[Written instruction] Below are some records; reproduce every one of them exactly.

[Information shown]
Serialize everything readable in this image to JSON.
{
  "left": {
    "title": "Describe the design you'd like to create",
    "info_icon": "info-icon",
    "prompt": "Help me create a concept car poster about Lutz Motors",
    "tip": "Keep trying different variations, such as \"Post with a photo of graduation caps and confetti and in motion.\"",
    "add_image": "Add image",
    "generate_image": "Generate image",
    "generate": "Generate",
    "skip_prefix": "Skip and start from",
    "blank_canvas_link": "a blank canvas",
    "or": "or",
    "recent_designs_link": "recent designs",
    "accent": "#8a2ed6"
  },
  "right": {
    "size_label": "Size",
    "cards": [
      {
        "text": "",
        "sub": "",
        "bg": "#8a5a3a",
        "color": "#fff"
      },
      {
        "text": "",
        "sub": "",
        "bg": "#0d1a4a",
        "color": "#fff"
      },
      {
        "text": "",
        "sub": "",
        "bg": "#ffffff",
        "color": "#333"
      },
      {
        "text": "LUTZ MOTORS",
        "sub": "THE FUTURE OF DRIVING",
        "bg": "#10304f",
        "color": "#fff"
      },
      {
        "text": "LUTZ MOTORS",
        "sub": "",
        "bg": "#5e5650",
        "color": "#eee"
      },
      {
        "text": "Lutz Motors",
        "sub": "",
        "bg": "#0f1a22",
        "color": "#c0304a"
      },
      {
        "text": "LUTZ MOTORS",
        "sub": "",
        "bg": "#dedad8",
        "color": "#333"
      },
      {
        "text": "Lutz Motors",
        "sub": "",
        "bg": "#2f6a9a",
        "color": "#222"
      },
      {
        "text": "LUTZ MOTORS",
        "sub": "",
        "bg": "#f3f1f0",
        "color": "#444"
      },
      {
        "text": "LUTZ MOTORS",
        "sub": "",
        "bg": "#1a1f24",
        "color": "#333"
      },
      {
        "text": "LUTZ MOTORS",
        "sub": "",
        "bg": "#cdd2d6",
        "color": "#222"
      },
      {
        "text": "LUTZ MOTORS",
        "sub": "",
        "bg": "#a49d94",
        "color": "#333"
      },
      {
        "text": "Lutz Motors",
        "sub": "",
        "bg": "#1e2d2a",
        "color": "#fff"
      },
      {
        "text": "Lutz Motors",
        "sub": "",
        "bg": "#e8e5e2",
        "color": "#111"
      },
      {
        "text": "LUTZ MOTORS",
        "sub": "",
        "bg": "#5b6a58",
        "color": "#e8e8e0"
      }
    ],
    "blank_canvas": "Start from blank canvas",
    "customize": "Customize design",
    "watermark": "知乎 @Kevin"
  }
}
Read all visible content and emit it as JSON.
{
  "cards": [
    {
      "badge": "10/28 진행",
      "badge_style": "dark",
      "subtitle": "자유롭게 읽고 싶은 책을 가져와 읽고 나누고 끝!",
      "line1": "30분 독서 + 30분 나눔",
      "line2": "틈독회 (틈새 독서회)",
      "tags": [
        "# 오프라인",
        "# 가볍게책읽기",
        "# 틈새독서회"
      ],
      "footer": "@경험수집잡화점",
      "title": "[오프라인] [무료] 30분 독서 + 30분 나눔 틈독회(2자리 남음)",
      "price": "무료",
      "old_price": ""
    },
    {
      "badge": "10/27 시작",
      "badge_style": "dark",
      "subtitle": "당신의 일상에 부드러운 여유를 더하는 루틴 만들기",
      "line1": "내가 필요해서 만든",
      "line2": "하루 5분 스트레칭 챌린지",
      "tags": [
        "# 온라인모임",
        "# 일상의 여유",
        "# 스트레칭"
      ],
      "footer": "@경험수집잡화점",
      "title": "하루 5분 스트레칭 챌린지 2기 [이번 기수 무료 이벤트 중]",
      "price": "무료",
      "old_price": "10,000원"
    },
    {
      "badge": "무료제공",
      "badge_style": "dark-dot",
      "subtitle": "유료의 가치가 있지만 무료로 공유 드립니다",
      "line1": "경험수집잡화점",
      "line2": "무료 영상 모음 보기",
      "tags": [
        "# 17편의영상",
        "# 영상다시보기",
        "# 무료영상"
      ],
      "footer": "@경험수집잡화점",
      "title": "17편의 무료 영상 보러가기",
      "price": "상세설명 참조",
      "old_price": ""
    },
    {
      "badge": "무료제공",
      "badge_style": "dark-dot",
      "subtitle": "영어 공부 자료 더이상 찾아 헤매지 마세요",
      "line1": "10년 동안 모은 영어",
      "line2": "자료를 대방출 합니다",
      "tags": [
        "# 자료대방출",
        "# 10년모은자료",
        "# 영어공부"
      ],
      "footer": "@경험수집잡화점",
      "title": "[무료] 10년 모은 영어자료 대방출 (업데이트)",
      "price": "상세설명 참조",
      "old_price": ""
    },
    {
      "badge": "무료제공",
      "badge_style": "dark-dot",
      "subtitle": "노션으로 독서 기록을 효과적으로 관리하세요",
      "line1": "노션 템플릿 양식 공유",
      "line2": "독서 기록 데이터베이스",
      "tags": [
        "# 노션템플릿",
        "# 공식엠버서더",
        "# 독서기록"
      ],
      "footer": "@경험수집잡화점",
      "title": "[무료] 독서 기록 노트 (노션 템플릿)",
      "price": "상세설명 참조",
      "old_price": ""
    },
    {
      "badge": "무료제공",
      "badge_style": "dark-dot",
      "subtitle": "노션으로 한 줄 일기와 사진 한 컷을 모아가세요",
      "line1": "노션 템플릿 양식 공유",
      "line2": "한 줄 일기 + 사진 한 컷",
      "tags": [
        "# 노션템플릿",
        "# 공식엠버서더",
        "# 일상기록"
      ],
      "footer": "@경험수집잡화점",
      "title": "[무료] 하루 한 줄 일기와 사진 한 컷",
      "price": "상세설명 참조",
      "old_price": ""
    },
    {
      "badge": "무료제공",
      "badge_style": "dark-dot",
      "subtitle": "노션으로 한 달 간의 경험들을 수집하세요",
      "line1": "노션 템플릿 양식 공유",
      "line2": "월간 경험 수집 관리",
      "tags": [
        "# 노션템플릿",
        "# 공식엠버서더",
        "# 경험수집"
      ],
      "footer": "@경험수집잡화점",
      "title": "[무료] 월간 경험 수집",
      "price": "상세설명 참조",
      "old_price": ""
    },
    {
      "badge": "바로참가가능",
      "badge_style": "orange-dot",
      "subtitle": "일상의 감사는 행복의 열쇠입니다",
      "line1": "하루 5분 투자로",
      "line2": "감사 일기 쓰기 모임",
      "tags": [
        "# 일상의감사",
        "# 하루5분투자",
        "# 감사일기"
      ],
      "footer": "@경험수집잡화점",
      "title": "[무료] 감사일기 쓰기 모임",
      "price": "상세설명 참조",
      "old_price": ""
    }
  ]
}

[Output]
Serialize everything readable in this image to JSON.
{
  "left": {
    "title": "Describe the design you'd like to create",
    "info_icon": "info-icon",
    "prompt": "Help me create a concept car poster about Lutz Motors",
    "tip": "Keep trying different variations, such as \"Post with a photo of graduation caps and confetti and in motion.\"",
    "add_image": "Add image",
    "generate_image": "Generate image",
    "generate": "Generate",
    "skip_prefix": "Skip and start from",
    "blank_canvas_link": "a blank canvas",
    "or": "or",
    "recent_designs_link": "recent designs",
    "accent": "#8a2ed6"
  },
  "right": {
    "size_label": "Size",
    "cards": [
      {
        "text": "",
        "sub": "",
        "bg": "#8a5a3a",
        "color": "#fff"
      },
      {
        "text": "",
        "sub": "",
        "bg": "#0d1a4a",
        "color": "#fff"
      },
      {
        "text": "",
        "sub": "",
        "bg": "#ffffff",
        "color": "#333"
      },
      {
        "text": "LUTZ MOTORS",
        "sub": "THE FUTURE OF DRIVING",
        "bg": "#10304f",
        "color": "#fff"
      },
      {
        "text": "LUTZ MOTORS",
        "sub": "",
        "bg": "#5e5650",
        "color": "#eee"
      },
      {
        "text": "Lutz Motors",
        "sub": "",
        "bg": "#0f1a22",
        "color": "#c0304a"
      },
      {
        "text": "LUTZ MOTORS",
        "sub": "",
        "bg": "#dedad8",
        "color": "#333"
      },
      {
        "text": "Lutz Motors",
        "sub": "",
        "bg": "#2f6a9a",
        "color": "#222"
      },
      {
        "text": "LUTZ MOTORS",
        "sub": "",
        "bg": "#f3f1f0",
        "color": "#444"
      },
      {
        "text": "LUTZ MOTORS",
        "sub": "",
        "bg": "#1a1f24",
        "color": "#333"
      },
      {
        "text": "LUTZ MOTORS",
        "sub": "",
        "bg": "#cdd2d6",
        "color": "#222"
      },
      {
        "text": "LUTZ MOTORS",
        "sub": "",
        "bg": "#a49d94",
        "color": "#333"
      },
      {
        "text": "Lutz Motors",
        "sub": "",
        "bg": "#1e2d2a",
        "color": "#fff"
      },
      {
        "text": "Lutz Motors",
        "sub": "",
        "bg": "#e8e5e2",
        "color": "#111"
      },
      {
        "text": "LUTZ MOTORS",
        "sub": "",
        "bg": "#5b6a58",
        "color": "#e8e8e0"
      }
    ],
    "blank_canvas": "Start from blank canvas",
    "customize": "Customize design",
    "watermark": "知乎 @Kevin"
  }
}
Read all visible content and emit it as JSON.
{
  "cards": [
    {
      "badge": "10/28 진행",
      "badge_style": "dark",
      "subtitle": "자유롭게 읽고 싶은 책을 가져와 읽고 나누고 끝!",
      "line1": "30분 독서 + 30분 나눔",
      "line2": "틈독회 (틈새 독서회)",
      "tags": [
        "# 오프라인",
        "# 가볍게책읽기",
        "# 틈새독서회"
      ],
      "footer": "@경험수집잡화점",
      "title": "[오프라인] [무료] 30분 독서 + 30분 나눔 틈독회(2자리 남음)",
      "price": "무료",
      "old_price": ""
    },
    {
      "badge": "10/27 시작",
      "badge_style": "dark",
      "subtitle": "당신의 일상에 부드러운 여유를 더하는 루틴 만들기",
      "line1": "내가 필요해서 만든",
      "line2": "하루 5분 스트레칭 챌린지",
      "tags": [
        "# 온라인모임",
        "# 일상의 여유",
        "# 스트레칭"
      ],
      "footer": "@경험수집잡화점",
      "title": "하루 5분 스트레칭 챌린지 2기 [이번 기수 무료 이벤트 중]",
      "price": "무료",
      "old_price": "10,000원"
    },
    {
      "badge": "무료제공",
      "badge_style": "dark-dot",
      "subtitle": "유료의 가치가 있지만 무료로 공유 드립니다",
      "line1": "경험수집잡화점",
      "line2": "무료 영상 모음 보기",
      "tags": [
        "# 17편의영상",
        "# 영상다시보기",
        "# 무료영상"
      ],
      "footer": "@경험수집잡화점",
      "title": "17편의 무료 영상 보러가기",
      "price": "상세설명 참조",
      "old_price": ""
    },
    {
      "badge": "무료제공",
      "badge_style": "dark-dot",
      "subtitle": "영어 공부 자료 더이상 찾아 헤매지 마세요",
      "line1": "10년 동안 모은 영어",
      "line2": "자료를 대방출 합니다",
      "tags": [
        "# 자료대방출",
        "# 10년모은자료",
        "# 영어공부"
      ],
      "footer": "@경험수집잡화점",
      "title": "[무료] 10년 모은 영어자료 대방출 (업데이트)",
      "price": "상세설명 참조",
      "old_price": ""
    },
    {
      "badge": "무료제공",
      "badge_style": "dark-dot",
      "subtitle": "노션으로 독서 기록을 효과적으로 관리하세요",
      "line1": "노션 템플릿 양식 공유",
      "line2": "독서 기록 데이터베이스",
      "tags": [
        "# 노션템플릿",
        "# 공식엠버서더",
        "# 독서기록"
      ],
      "footer": "@경험수집잡화점",
      "title": "[무료] 독서 기록 노트 (노션 템플릿)",
      "price": "상세설명 참조",
      "old_price": ""
    },
    {
      "badge": "무료제공",
      "badge_style": "dark-dot",
      "subtitle": "노션으로 한 줄 일기와 사진 한 컷을 모아가세요",
      "line1": "노션 템플릿 양식 공유",
      "line2": "한 줄 일기 + 사진 한 컷",
      "tags": [
        "# 노션템플릿",
        "# 공식엠버서더",
        "# 일상기록"
      ],
      "footer": "@경험수집잡화점",
      "title": "[무료] 하루 한 줄 일기와 사진 한 컷",
      "price": "상세설명 참조",
      "old_price": ""
    },
    {
      "badge": "무료제공",
      "badge_style": "dark-dot",
      "subtitle": "노션으로 한 달 간의 경험들을 수집하세요",
      "line1": "노션 템플릿 양식 공유",
      "line2": "월간 경험 수집 관리",
      "tags": [
        "# 노션템플릿",
        "# 공식엠버서더",
        "# 경험수집"
      ],
      "footer": "@경험수집잡화점",
      "title": "[무료] 월간 경험 수집",
      "price": "상세설명 참조",
      "old_price": ""
    },
    {
      "badge": "바로참가가능",
      "badge_style": "orange-dot",
      "subtitle": "일상의 감사는 행복의 열쇠입니다",
      "line1": "하루 5분 투자로",
      "line2": "감사 일기 쓰기 모임",
      "tags": [
        "# 일상의감사",
        "# 하루5분투자",
        "# 감사일기"
      ],
      "footer": "@경험수집잡화점",
      "title": "[무료] 감사일기 쓰기 모임",
      "price": "상세설명 참조",
      "old_price": ""
    }
  ]
}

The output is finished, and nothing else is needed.